§ **Work required**: Write out the data below in full, unchanged, minus the images.

§ **Rows from a dataset**:
----

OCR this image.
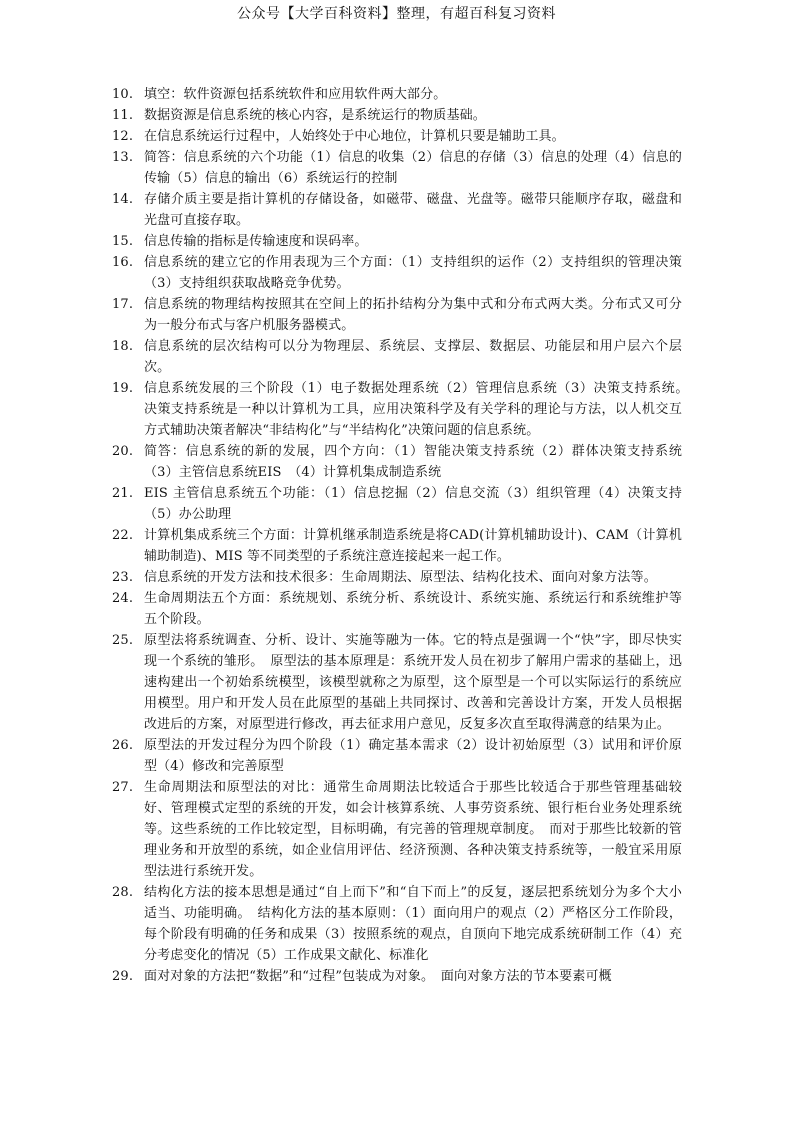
公众号【大学百科资料】整理，有超百科复习资料
10. 填空：软件资源包括系统软件和应用软件两大部分。
11. 数据资源是信息系统的核心内容，是系统运行的物质基础。
12. 在信息系统运行过程中，人始终处于中心地位，计算机只要是辅助工具。
13. 简答：信息系统的六个功能（1）信息的收集（2）信息的存储（3）信息的处理（4）信息的传输（5）信息的输出（6）系统运行的控制
14. 存储介质主要是指计算机的存储设备，如磁带、磁盘、光盘等。磁带只能顺序存取，磁盘和光盘可直接存取。
15. 信息传输的指标是传输速度和误码率。
16. 信息系统的建立它的作用表现为三个方面：（1）支持组织的运作（2）支持组织的管理决策（3）支持组织获取战略竞争优势。
17. 信息系统的物理结构按照其在空间上的拓扑结构分为集中式和分布式两大类。分布式又可分为一般分布式与客户机服务器模式。
18. 信息系统的层次结构可以分为物理层、系统层、支撑层、数据层、功能层和用户层六个层次。
19. 信息系统发展的三个阶段（1）电子数据处理系统（2）管理信息系统（3）决策支持系统。　决策支持系统是一种以计算机为工具，应用决策科学及有关学科的理论与方法，以人机交互方式辅助决策者解决“非结构化”与“半结构化”决策问题的信息系统。
20. 简答：信息系统的新的发展，四个方向：（1）智能决策支持系统（2）群体决策支持系统（3）主管信息系统EIS　（4）计算机集成制造系统
21. EIS 主管信息系统五个功能：（1）信息挖掘（2）信息交流（3）组织管理（4）决策支持（5）办公助理
22. 计算机集成系统三个方面：计算机继承制造系统是将CAD(计算机辅助设计)、CAM（计算机辅助制造)、MIS 等不同类型的子系统注意连接起来一起工作。
23. 信息系统的开发方法和技术很多：生命周期法、原型法、结构化技术、面向对象方法等。
24. 生命周期法五个方面：系统规划、系统分析、系统设计、系统实施、系统运行和系统维护等五个阶段。
25. 原型法将系统调查、分析、设计、实施等融为一体。它的特点是强调一个“快”字，即尽快实现一个系统的雏形。　原型法的基本原理是：系统开发人员在初步了解用户需求的基础上，迅速构建出一个初始系统模型，该模型就称之为原型，这个原型是一个可以实际运行的系统应用模型。用户和开发人员在此原型的基础上共同探讨、改善和完善设计方案，开发人员根据改进后的方案，对原型进行修改，再去征求用户意见，反复多次直至取得满意的结果为止。
26. 原型法的开发过程分为四个阶段（1）确定基本需求（2）设计初始原型（3）试用和评价原型（4）修改和完善原型
27. 生命周期法和原型法的对比：通常生命周期法比较适合于那些比较适合于那些管理基础较好、管理模式定型的系统的开发，如会计核算系统、人事劳资系统、银行柜台业务处理系统等。这些系统的工作比较定型，目标明确，有完善的管理规章制度。　而对于那些比较新的管理业务和开放型的系统，如企业信用评估、经济预测、各种决策支持系统等，一般宜采用原型法进行系统开发。
28. 结构化方法的接本思想是通过“自上而下”和“自下而上”的反复，逐层把系统划分为多个大小适当、功能明确。　结构化方法的基本原则：（1）面向用户的观点（2）严格区分工作阶段，每个阶段有明确的任务和成果（3）按照系统的观点，自顶向下地完成系统研制工作（4）充分考虑变化的情况（5）工作成果文献化、标准化
29. 面对对象的方法把“数据”和“过程”包装成为对象。　面向对象方法的节本要素可概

----

§ **Result for this exercise**:
OCR this image.
公众号【大学百科资料】整理，有超百科复习资料
10. 填空：软件资源包括系统软件和应用软件两大部分。
11. 数据资源是信息系统的核心内容，是系统运行的物质基础。
12. 在信息系统运行过程中，人始终处于中心地位，计算机只要是辅助工具。
13. 简答：信息系统的六个功能（1）信息的收集（2）信息的存储（3）信息的处理（4）信息的传输（5）信息的输出（6）系统运行的控制
14. 存储介质主要是指计算机的存储设备，如磁带、磁盘、光盘等。磁带只能顺序存取，磁盘和光盘可直接存取。
15. 信息传输的指标是传输速度和误码率。
16. 信息系统的建立它的作用表现为三个方面：（1）支持组织的运作（2）支持组织的管理决策（3）支持组织获取战略竞争优势。
17. 信息系统的物理结构按照其在空间上的拓扑结构分为集中式和分布式两大类。分布式又可分为一般分布式与客户机服务器模式。
18. 信息系统的层次结构可以分为物理层、系统层、支撑层、数据层、功能层和用户层六个层次。
19. 信息系统发展的三个阶段（1）电子数据处理系统（2）管理信息系统（3）决策支持系统。　决策支持系统是一种以计算机为工具，应用决策科学及有关学科的理论与方法，以人机交互方式辅助决策者解决“非结构化”与“半结构化”决策问题的信息系统。
20. 简答：信息系统的新的发展，四个方向：（1）智能决策支持系统（2）群体决策支持系统（3）主管信息系统EIS　（4）计算机集成制造系统
21. EIS 主管信息系统五个功能：（1）信息挖掘（2）信息交流（3）组织管理（4）决策支持（5）办公助理
22. 计算机集成系统三个方面：计算机继承制造系统是将CAD(计算机辅助设计)、CAM（计算机辅助制造)、MIS 等不同类型的子系统注意连接起来一起工作。
23. 信息系统的开发方法和技术很多：生命周期法、原型法、结构化技术、面向对象方法等。
24. 生命周期法五个方面：系统规划、系统分析、系统设计、系统实施、系统运行和系统维护等五个阶段。
25. 原型法将系统调查、分析、设计、实施等融为一体。它的特点是强调一个“快”字，即尽快实现一个系统的雏形。　原型法的基本原理是：系统开发人员在初步了解用户需求的基础上，迅速构建出一个初始系统模型，该模型就称之为原型，这个原型是一个可以实际运行的系统应用模型。用户和开发人员在此原型的基础上共同探讨、改善和完善设计方案，开发人员根据改进后的方案，对原型进行修改，再去征求用户意见，反复多次直至取得满意的结果为止。
26. 原型法的开发过程分为四个阶段（1）确定基本需求（2）设计初始原型（3）试用和评价原型（4）修改和完善原型
27. 生命周期法和原型法的对比：通常生命周期法比较适合于那些比较适合于那些管理基础较好、管理模式定型的系统的开发，如会计核算系统、人事劳资系统、银行柜台业务处理系统等。这些系统的工作比较定型，目标明确，有完善的管理规章制度。　而对于那些比较新的管理业务和开放型的系统，如企业信用评估、经济预测、各种决策支持系统等，一般宜采用原型法进行系统开发。
28. 结构化方法的接本思想是通过“自上而下”和“自下而上”的反复，逐层把系统划分为多个大小适当、功能明确。　结构化方法的基本原则：（1）面向用户的观点（2）严格区分工作阶段，每个阶段有明确的任务和成果（3）按照系统的观点，自顶向下地完成系统研制工作（4）充分考虑变化的情况（5）工作成果文献化、标准化
29. 面对对象的方法把“数据”和“过程”包装成为对象。　面向对象方法的节本要素可概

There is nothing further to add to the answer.